• Set task
Select every line containing the word "District" from the material, and copy those lines.

• Provided entries
_____

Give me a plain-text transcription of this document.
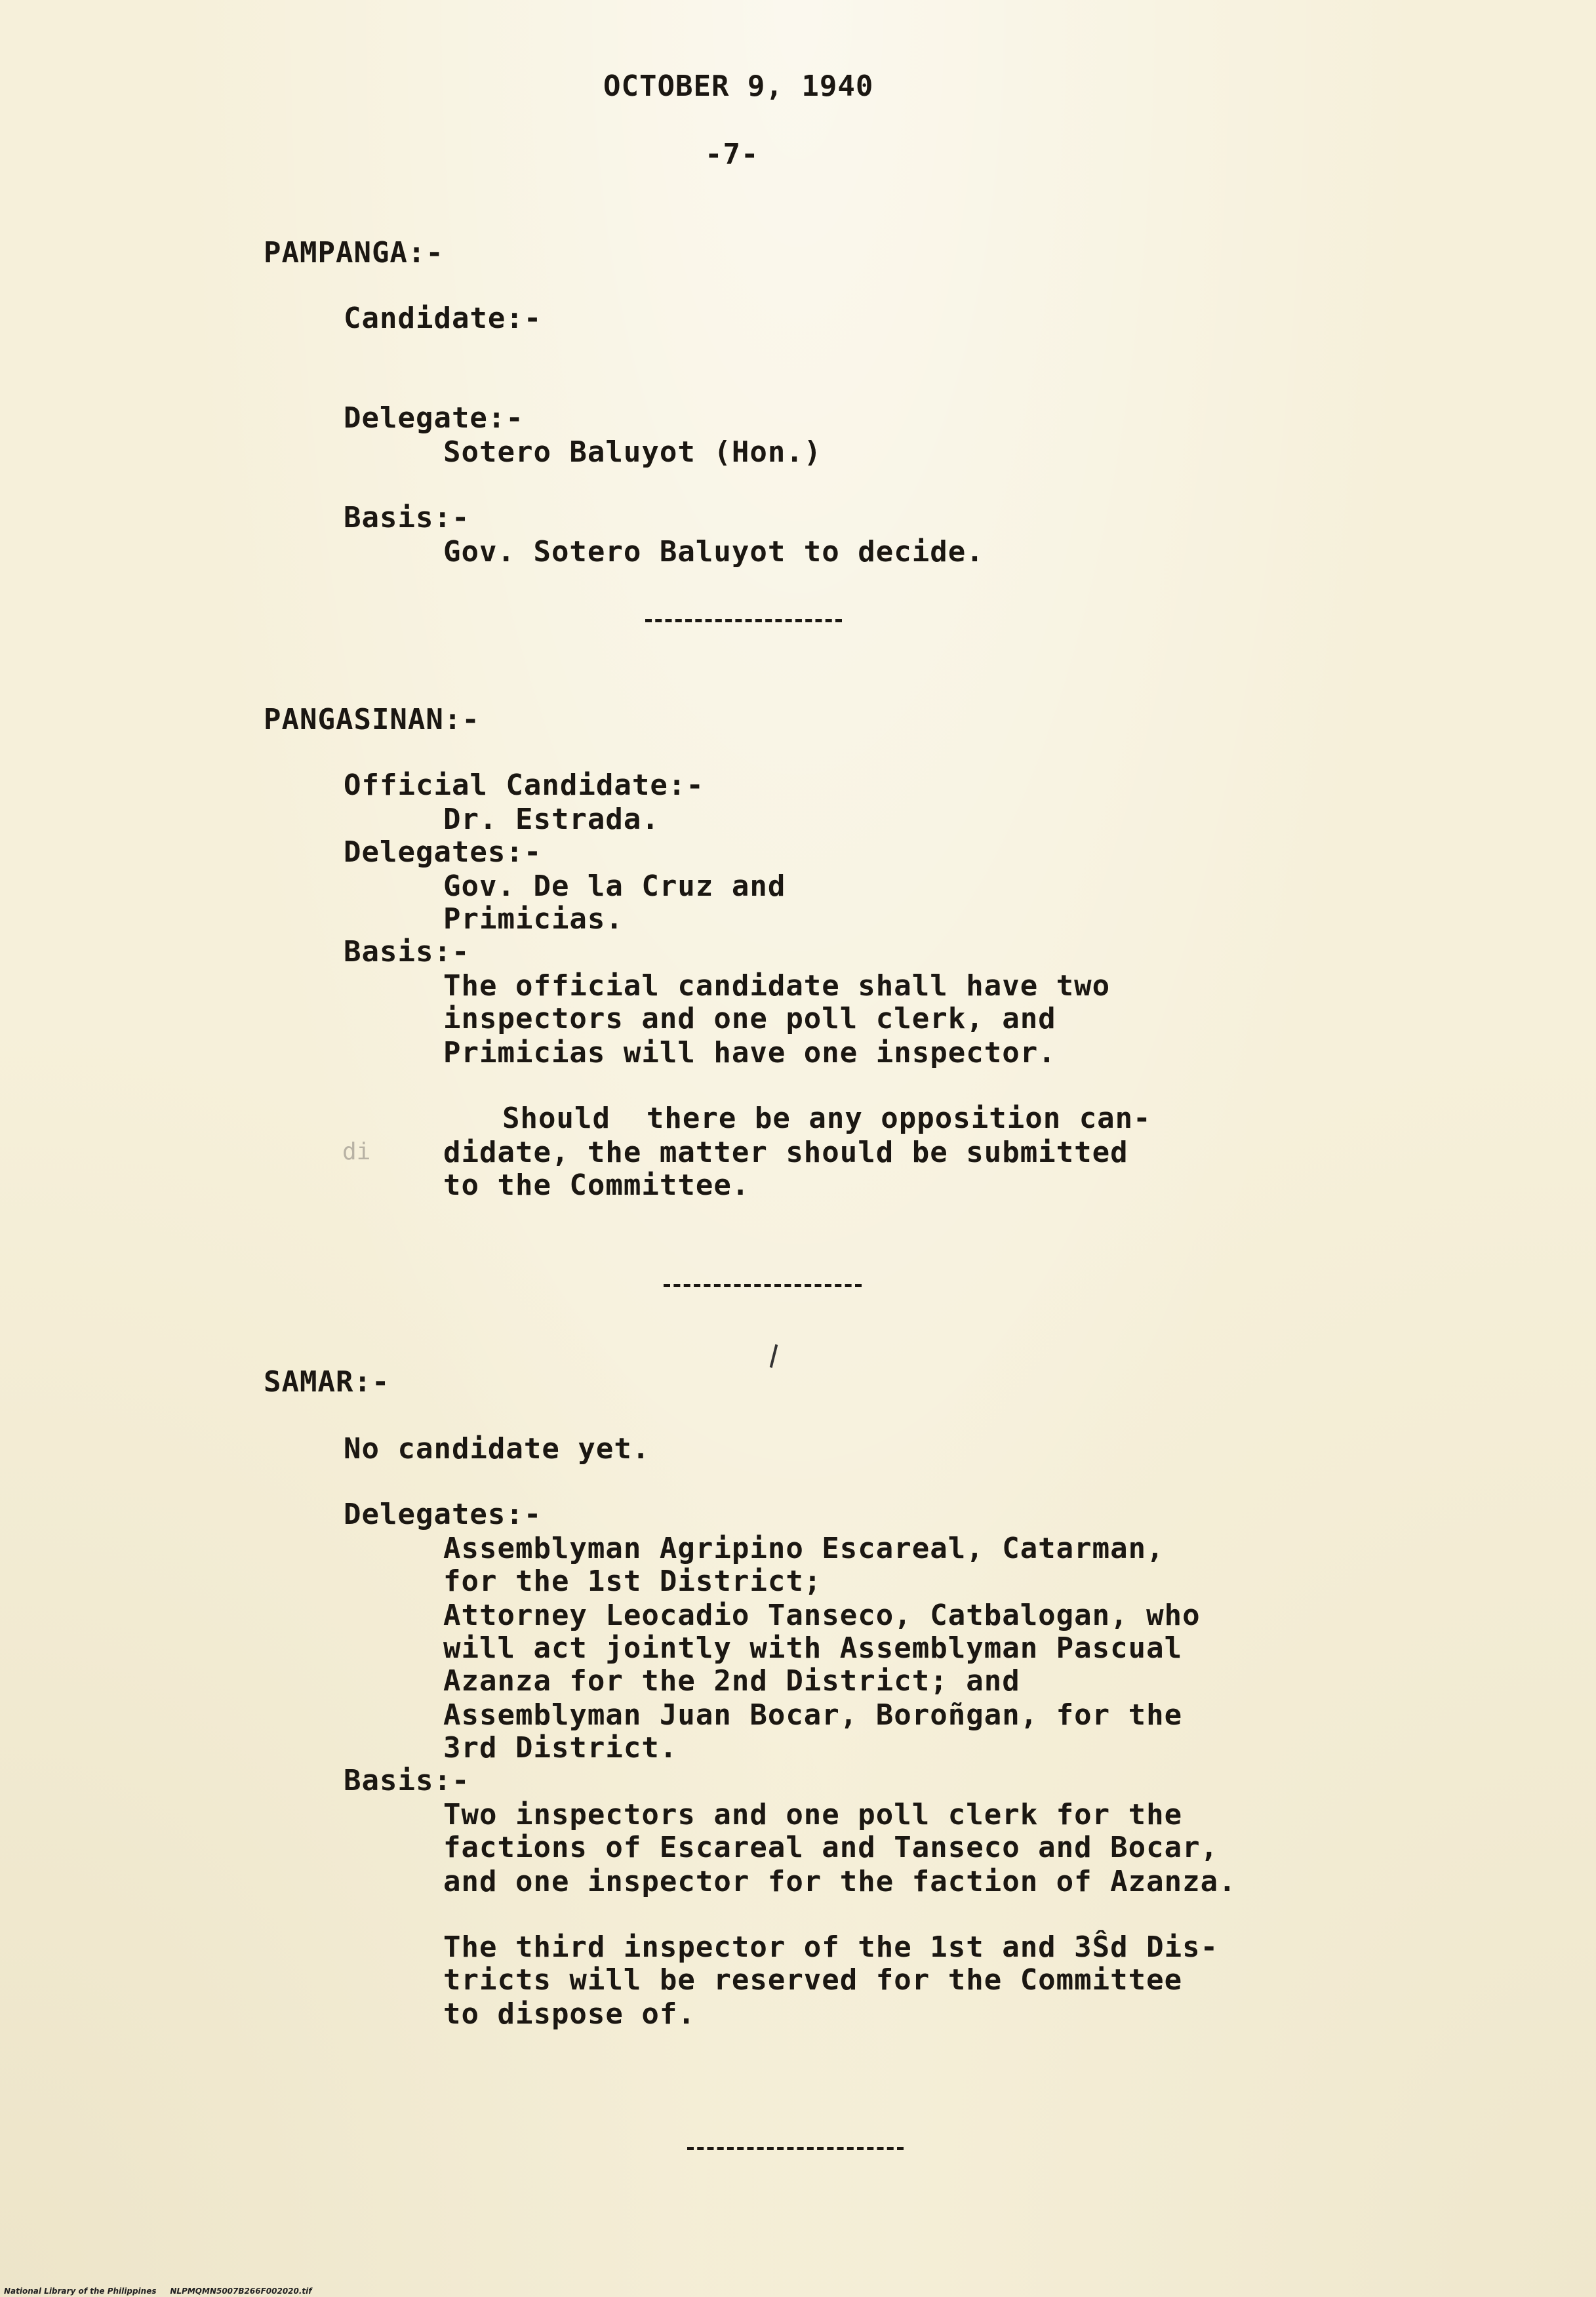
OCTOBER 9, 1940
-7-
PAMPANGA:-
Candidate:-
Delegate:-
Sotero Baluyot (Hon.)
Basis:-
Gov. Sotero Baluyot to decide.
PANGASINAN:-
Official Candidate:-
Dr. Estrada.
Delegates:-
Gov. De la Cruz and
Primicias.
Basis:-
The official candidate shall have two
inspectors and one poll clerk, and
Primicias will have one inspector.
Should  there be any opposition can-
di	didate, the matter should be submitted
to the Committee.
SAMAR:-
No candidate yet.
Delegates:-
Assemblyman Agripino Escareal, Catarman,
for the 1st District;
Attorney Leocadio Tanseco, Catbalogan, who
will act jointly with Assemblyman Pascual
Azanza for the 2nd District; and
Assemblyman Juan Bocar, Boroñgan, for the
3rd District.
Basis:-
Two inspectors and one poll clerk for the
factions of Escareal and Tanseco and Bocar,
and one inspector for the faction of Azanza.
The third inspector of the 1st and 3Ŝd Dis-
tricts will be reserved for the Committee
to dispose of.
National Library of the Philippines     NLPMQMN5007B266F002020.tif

_____

• Solution to the problem
for the 1st District;
Azanza for the 2nd District; and
3rd District.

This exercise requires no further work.